- [Exercise]
List all lines of the data that include the string "المنورة".

— Begin —

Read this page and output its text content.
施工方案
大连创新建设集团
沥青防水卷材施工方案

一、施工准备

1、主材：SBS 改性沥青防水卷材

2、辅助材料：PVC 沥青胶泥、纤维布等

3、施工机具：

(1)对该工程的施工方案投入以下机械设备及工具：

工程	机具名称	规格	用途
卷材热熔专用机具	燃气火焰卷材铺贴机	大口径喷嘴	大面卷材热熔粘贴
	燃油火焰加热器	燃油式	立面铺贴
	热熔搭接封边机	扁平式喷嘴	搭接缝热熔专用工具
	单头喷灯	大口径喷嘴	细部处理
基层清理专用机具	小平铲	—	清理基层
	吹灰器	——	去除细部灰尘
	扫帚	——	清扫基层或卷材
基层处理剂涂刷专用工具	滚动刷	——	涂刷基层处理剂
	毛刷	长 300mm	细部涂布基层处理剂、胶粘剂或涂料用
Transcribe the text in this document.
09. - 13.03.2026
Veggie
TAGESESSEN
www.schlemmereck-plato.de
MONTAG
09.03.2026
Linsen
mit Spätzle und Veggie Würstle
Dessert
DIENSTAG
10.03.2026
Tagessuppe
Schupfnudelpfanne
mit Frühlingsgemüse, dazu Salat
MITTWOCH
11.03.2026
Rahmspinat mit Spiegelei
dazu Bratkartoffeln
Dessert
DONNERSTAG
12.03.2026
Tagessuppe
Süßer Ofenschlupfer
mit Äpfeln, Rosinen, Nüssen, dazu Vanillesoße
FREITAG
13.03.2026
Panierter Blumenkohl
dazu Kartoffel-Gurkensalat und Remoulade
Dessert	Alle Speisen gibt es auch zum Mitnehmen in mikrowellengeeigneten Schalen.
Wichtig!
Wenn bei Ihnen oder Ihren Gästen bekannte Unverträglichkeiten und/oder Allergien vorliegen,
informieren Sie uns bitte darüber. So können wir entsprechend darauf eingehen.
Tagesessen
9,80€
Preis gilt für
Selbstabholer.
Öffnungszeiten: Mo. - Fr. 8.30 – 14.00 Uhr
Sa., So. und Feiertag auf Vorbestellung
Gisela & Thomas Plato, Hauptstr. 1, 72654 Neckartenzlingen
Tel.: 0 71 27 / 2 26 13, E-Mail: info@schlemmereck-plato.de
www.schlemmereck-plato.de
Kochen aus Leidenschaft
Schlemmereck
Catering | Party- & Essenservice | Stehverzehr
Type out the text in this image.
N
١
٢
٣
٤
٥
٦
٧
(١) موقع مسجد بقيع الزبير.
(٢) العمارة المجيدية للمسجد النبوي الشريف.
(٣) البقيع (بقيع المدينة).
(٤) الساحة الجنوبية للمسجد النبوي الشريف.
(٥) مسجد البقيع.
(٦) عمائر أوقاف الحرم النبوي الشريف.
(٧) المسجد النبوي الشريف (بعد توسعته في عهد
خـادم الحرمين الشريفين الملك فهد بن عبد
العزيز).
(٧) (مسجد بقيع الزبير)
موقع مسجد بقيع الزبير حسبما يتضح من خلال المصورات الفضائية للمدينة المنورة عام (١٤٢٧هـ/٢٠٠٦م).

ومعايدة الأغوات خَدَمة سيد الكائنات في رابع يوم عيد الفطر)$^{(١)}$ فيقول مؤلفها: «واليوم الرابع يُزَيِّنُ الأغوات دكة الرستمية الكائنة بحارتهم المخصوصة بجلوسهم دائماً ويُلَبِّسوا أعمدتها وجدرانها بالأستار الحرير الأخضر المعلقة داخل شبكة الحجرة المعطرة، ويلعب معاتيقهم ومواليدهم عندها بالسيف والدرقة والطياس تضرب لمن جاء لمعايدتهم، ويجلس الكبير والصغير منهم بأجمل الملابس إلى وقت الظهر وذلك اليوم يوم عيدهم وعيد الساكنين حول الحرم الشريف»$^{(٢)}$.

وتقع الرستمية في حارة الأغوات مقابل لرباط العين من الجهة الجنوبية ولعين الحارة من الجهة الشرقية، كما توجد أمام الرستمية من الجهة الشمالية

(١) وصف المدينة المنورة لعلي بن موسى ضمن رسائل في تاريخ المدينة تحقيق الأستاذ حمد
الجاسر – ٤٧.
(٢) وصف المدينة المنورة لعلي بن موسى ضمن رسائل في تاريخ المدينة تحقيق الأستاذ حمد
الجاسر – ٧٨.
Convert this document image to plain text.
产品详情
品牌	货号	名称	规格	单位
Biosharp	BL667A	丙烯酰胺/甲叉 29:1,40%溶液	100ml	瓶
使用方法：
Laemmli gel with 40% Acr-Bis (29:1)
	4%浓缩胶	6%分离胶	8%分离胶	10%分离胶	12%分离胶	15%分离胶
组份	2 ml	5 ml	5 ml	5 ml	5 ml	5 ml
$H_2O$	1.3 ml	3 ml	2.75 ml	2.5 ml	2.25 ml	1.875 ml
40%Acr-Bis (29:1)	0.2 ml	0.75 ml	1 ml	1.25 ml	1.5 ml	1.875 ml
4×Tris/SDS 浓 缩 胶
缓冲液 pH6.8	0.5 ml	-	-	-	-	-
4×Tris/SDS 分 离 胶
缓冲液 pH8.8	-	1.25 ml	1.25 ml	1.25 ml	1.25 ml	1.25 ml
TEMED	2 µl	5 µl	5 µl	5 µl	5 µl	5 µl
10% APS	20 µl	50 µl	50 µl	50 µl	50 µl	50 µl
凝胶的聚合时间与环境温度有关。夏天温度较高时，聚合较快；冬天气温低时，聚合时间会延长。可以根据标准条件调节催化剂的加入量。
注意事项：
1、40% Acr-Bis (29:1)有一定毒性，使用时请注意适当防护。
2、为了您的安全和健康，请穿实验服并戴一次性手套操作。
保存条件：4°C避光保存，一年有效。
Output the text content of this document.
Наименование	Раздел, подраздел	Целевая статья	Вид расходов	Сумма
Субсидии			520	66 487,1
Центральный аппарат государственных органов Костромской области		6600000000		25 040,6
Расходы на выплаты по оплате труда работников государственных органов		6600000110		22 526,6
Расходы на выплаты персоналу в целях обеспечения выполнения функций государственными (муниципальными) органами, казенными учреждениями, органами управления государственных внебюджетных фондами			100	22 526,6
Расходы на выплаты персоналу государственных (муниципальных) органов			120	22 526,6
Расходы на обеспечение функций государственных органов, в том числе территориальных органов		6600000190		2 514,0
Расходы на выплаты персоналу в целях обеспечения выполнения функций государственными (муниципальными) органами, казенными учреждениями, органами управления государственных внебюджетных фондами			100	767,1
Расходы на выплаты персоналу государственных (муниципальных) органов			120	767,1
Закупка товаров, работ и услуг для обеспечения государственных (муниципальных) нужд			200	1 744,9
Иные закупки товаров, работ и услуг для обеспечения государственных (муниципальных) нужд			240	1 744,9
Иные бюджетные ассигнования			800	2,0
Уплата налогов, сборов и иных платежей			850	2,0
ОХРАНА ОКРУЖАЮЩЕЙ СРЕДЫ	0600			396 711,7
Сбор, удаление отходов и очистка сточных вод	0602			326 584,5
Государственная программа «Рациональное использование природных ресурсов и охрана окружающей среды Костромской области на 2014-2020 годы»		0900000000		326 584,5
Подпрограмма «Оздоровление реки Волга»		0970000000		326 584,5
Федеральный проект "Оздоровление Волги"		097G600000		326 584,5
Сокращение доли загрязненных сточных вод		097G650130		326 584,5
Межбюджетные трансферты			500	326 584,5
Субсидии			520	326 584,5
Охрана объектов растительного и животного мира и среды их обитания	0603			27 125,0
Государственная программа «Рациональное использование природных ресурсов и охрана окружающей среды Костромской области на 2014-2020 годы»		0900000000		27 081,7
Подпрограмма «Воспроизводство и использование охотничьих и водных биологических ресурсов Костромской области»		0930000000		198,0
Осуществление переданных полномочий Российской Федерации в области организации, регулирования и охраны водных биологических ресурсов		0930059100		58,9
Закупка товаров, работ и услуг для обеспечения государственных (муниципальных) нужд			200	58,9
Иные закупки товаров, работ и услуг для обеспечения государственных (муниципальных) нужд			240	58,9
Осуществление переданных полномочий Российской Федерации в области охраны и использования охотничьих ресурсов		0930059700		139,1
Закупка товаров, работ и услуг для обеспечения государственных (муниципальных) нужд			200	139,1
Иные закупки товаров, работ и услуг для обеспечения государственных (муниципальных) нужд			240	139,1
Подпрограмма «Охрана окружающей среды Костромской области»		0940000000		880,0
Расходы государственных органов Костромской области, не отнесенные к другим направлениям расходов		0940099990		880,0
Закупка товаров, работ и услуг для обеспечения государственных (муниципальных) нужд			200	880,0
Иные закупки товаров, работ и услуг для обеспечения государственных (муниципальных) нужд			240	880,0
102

— End —

- [Worked answer]
موقع مسجد بقيع الزبير حسبما يتضح من خلال المصورات الفضائية للمدينة المنورة عام (١٤٢٧هـ/٢٠٠٦م).
(١) وصف المدينة المنورة لعلي بن موسى ضمن رسائل في تاريخ المدينة تحقيق الأستاذ حمد
(٢) وصف المدينة المنورة لعلي بن موسى ضمن رسائل في تاريخ المدينة تحقيق الأستاذ حمد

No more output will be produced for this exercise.